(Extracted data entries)

◇ ◇ ◇ ◇ ◇ ◇ ◇

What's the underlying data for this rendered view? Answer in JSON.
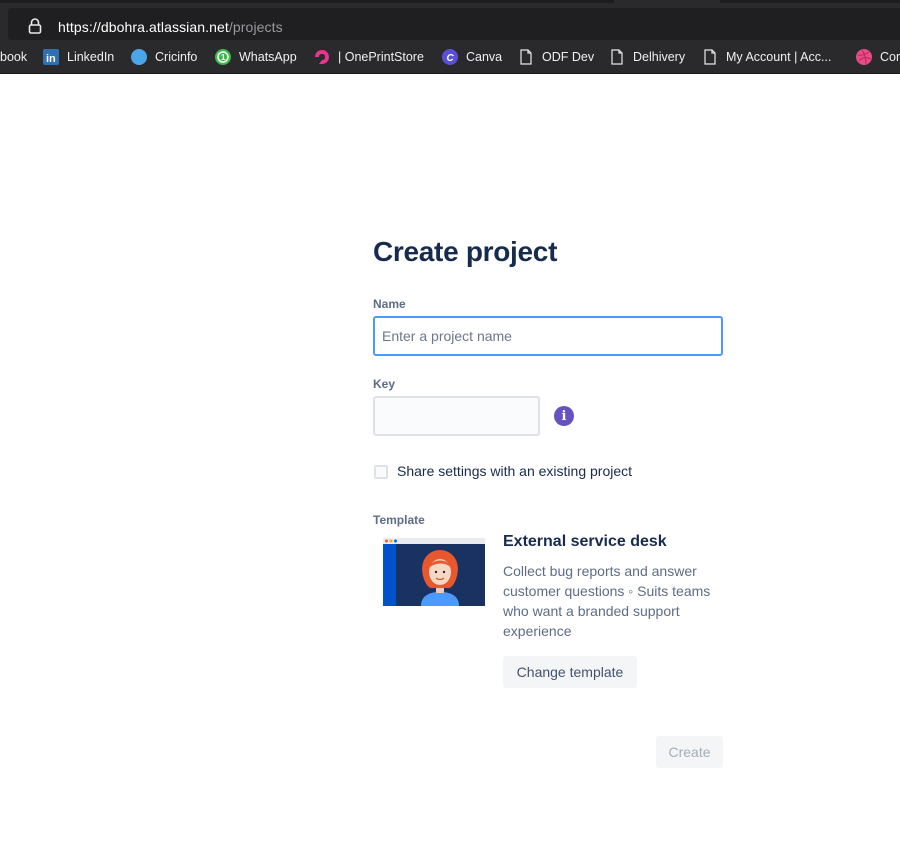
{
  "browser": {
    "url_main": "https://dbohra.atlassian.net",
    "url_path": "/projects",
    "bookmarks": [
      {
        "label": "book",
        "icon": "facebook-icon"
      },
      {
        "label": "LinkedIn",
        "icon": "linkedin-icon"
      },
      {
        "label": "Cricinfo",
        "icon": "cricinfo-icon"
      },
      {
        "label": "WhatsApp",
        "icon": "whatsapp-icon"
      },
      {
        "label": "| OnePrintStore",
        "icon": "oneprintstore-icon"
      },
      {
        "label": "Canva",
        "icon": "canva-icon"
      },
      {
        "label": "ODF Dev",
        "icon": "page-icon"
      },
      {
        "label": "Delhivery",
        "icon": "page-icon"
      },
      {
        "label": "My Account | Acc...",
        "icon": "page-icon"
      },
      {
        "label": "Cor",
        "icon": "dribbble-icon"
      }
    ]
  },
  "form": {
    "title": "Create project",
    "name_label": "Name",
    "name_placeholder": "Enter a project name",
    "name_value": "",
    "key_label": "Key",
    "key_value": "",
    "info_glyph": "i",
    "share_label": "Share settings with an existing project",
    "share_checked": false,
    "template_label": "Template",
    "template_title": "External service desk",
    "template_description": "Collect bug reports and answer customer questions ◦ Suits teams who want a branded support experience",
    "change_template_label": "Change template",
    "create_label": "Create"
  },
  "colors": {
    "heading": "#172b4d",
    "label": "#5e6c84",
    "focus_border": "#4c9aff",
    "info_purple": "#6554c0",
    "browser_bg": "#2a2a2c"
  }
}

◇ ◇ ◇ ◇ ◇ ◇ ◇

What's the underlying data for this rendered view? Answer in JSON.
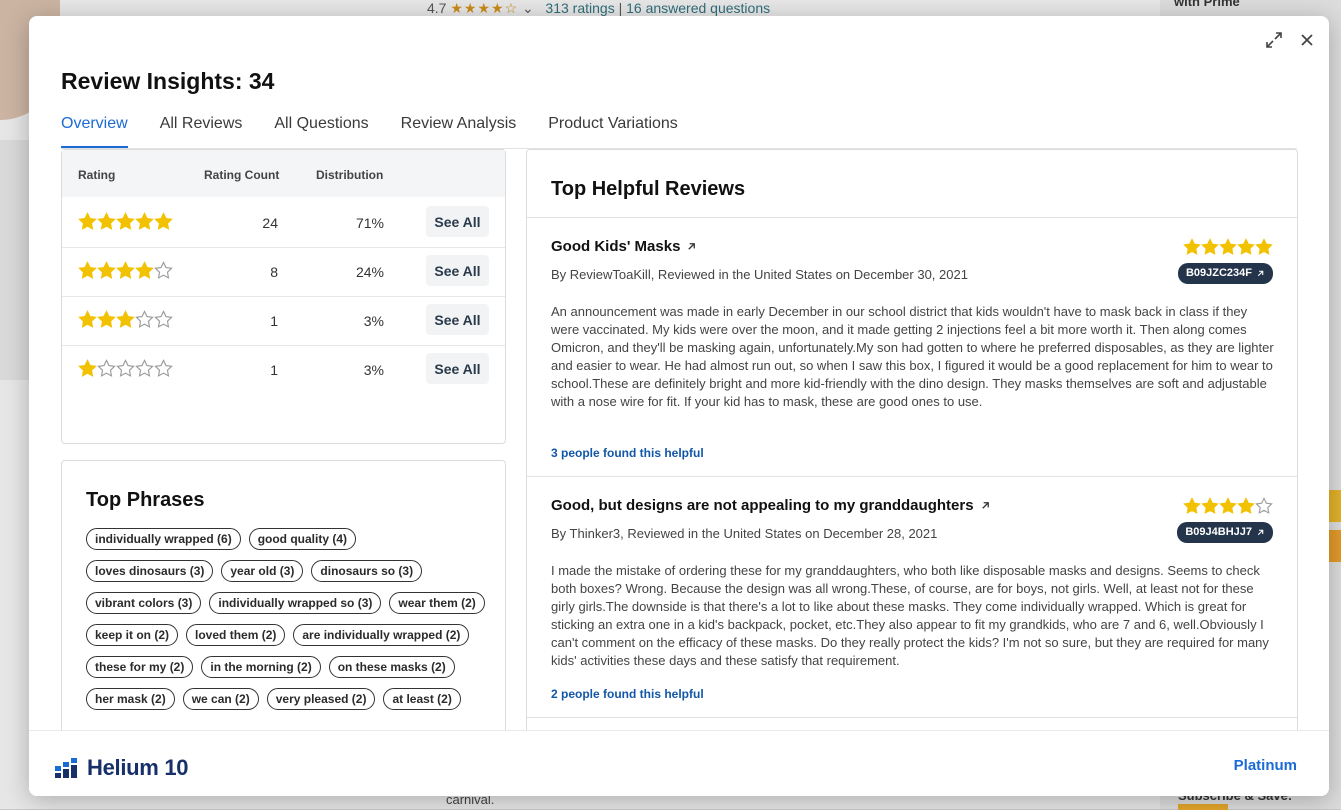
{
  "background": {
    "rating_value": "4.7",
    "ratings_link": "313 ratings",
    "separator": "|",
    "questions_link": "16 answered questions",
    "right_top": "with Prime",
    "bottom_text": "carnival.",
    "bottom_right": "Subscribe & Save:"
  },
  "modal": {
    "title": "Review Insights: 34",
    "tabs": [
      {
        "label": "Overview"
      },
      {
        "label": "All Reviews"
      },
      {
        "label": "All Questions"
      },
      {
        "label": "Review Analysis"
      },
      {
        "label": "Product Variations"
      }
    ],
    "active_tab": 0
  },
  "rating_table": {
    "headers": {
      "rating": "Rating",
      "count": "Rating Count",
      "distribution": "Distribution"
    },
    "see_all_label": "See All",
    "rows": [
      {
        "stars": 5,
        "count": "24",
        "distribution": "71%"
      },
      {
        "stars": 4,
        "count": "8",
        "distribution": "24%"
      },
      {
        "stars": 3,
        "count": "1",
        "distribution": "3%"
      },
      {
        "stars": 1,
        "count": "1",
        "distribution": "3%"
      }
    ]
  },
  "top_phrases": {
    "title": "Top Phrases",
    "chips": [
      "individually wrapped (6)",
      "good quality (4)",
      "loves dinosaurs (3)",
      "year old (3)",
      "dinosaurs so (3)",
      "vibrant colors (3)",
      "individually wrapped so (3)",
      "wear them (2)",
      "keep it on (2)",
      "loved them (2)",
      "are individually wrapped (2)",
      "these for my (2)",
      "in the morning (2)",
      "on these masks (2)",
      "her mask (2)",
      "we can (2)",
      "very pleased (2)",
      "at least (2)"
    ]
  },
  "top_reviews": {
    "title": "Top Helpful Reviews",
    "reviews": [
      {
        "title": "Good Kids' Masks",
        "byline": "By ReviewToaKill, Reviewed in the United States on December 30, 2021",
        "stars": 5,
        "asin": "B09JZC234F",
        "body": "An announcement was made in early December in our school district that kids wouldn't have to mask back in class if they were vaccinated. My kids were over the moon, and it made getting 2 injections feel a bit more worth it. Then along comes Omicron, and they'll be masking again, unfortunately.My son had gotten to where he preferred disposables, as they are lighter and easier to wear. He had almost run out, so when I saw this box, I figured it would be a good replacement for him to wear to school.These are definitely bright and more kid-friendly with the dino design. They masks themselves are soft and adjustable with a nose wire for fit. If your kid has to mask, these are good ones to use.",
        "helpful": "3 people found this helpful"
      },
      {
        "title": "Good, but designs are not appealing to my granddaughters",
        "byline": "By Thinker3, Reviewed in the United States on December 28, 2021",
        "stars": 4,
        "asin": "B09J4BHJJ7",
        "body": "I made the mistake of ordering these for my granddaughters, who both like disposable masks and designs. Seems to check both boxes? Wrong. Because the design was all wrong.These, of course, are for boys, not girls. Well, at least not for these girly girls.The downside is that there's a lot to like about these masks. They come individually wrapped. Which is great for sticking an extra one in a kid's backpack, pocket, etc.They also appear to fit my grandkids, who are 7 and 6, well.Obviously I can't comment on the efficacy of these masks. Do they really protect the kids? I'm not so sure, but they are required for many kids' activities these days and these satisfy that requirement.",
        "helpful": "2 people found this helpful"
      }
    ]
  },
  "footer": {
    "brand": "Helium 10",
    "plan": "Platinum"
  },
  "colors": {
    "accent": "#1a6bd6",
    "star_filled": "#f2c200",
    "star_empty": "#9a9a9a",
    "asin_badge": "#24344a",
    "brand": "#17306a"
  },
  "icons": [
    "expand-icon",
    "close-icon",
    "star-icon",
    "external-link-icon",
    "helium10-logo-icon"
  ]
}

◇ ◇ ◇ ◇ ◇ ◇ ◇

→ Exercise aim:
Find every line in the records above that contains the word "wrapped", and copy each one.

→ Solution:
      "individually wrapped (6)",
      "individually wrapped so (3)",
      "are individually wrapped (2)",
        "body": "I made the mistake of ordering these for my granddaughters, who both like disposable masks and designs. Seems to check both boxes? Wrong. Because the design was all wrong.These, of course, are for boys, not girls. Well, at least not for these girly girls.The downside is that there's a lot to like about these masks. They come individually wrapped. Which is great for sticking an extra one in a kid's backpack, pocket, etc.They also appear to fit my grandkids, who are 7 and 6, well.Obviously I can't comment on the efficacy of these masks. Do they really protect the kids? I'm not so sure, but they are required for many kids' activities these days and these satisfy that requirement.",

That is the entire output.